> Short problem:
Write out the records as a numbered list, starting with their first line and ending after the line that contains "x-tick-label: 4000 [754, 466, 793, 484]", with blank lines omitted.

> Records for the task:
------------------------------------

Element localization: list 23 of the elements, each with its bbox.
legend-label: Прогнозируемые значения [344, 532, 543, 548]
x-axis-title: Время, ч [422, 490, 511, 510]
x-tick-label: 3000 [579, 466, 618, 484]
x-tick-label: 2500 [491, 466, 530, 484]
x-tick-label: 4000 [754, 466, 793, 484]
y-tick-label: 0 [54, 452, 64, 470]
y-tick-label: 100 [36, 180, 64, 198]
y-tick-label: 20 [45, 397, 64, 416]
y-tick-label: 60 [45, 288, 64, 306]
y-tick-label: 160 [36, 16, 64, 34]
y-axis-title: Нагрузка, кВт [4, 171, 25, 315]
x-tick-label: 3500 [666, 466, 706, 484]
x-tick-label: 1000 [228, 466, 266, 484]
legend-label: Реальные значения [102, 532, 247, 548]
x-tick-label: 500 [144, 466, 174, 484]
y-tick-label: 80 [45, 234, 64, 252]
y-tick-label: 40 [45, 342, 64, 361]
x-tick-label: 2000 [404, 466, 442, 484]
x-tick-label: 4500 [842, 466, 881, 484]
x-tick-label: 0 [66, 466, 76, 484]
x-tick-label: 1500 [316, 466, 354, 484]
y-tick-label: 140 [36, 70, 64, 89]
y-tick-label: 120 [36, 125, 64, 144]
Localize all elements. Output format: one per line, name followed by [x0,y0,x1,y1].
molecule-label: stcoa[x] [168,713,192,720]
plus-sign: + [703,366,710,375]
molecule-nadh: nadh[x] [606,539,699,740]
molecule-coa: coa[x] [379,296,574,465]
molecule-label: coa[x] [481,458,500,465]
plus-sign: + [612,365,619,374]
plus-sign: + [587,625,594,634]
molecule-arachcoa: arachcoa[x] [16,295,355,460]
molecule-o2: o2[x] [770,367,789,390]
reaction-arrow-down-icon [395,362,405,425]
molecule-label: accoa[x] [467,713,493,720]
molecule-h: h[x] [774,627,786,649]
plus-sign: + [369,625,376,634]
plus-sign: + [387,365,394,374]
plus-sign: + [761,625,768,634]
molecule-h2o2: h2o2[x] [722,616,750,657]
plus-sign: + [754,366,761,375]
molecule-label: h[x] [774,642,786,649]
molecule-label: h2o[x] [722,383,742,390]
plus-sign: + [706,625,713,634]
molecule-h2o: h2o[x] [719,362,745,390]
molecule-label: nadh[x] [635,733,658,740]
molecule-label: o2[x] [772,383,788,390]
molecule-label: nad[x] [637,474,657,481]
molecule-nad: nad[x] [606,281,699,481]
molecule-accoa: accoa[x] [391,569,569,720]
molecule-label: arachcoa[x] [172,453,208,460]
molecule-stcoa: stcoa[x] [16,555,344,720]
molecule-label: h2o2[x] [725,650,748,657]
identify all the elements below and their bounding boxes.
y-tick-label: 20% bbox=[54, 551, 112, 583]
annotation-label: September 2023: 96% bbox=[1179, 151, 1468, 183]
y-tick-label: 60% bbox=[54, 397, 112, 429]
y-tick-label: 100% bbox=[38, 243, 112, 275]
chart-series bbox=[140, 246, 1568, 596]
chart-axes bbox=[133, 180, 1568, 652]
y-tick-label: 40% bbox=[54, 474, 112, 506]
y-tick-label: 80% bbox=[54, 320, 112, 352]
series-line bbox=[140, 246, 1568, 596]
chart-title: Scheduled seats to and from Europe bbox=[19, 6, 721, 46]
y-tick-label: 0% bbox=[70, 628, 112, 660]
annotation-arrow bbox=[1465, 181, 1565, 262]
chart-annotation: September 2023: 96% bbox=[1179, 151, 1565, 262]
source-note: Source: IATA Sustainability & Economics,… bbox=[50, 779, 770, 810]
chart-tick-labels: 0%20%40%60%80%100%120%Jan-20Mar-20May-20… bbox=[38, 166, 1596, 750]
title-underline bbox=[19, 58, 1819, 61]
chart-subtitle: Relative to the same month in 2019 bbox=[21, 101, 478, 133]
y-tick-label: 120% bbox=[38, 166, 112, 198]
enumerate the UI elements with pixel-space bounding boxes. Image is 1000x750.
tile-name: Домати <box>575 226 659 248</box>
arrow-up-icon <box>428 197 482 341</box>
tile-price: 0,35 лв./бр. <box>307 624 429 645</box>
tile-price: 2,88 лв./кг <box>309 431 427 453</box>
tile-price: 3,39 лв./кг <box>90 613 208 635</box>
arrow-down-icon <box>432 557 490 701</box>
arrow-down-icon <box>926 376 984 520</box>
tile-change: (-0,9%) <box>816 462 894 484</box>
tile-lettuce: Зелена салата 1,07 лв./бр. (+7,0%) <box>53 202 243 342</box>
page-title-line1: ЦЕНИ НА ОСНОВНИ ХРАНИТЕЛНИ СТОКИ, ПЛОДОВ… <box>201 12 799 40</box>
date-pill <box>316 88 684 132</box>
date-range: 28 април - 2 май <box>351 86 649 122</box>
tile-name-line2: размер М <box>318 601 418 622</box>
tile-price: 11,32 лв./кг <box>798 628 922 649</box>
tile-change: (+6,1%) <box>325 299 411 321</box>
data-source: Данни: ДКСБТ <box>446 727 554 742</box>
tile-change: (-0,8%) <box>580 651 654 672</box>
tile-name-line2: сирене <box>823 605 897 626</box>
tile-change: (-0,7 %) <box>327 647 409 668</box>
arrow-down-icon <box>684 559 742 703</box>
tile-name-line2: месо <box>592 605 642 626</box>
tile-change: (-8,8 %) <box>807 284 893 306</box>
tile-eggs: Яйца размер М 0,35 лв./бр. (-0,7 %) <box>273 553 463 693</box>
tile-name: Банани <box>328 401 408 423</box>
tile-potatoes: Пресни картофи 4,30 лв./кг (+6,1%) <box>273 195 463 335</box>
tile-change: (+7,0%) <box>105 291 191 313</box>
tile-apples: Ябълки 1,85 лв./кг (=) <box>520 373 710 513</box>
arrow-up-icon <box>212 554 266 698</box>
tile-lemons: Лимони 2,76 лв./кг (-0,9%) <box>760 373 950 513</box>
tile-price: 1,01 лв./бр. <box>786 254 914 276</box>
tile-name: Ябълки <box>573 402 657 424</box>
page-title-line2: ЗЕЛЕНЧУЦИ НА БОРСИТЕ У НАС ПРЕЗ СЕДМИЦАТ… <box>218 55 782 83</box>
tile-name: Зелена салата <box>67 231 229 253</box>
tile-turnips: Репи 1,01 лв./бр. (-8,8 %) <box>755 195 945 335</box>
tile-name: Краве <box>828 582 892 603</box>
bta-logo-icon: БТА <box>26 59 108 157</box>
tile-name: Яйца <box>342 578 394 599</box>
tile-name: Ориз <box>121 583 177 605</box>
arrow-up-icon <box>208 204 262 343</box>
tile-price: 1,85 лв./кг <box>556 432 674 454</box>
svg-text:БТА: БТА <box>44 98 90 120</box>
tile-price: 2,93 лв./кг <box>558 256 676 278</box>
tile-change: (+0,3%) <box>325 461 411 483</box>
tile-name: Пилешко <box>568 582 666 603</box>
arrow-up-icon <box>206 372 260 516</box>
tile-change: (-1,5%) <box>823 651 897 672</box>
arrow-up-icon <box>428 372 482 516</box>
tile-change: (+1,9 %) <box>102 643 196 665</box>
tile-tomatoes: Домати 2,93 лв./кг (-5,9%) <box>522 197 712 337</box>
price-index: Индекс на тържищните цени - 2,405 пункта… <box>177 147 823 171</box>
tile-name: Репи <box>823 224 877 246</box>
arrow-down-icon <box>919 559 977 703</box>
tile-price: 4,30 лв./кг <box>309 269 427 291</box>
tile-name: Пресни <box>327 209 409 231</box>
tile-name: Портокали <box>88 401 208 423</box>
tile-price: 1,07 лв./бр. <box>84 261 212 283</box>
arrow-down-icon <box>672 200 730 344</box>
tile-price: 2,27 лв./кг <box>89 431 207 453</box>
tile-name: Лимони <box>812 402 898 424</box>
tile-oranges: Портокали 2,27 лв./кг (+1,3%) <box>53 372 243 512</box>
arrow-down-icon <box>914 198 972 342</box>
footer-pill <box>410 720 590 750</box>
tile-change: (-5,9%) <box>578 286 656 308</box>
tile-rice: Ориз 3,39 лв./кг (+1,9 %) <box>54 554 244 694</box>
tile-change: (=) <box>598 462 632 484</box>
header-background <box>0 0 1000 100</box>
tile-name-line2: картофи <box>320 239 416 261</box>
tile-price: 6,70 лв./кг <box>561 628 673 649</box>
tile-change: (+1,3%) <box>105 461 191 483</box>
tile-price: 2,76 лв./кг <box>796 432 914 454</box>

------------------------------------

> Exercise output:
1. Element localization: list 23 of the elements, each with its bbox.
2. legend-label: Прогнозируемые значения [344, 532, 543, 548]
3. x-axis-title: Время, ч [422, 490, 511, 510]
4. x-tick-label: 3000 [579, 466, 618, 484]
5. x-tick-label: 2500 [491, 466, 530, 484]
6. x-tick-label: 4000 [754, 466, 793, 484]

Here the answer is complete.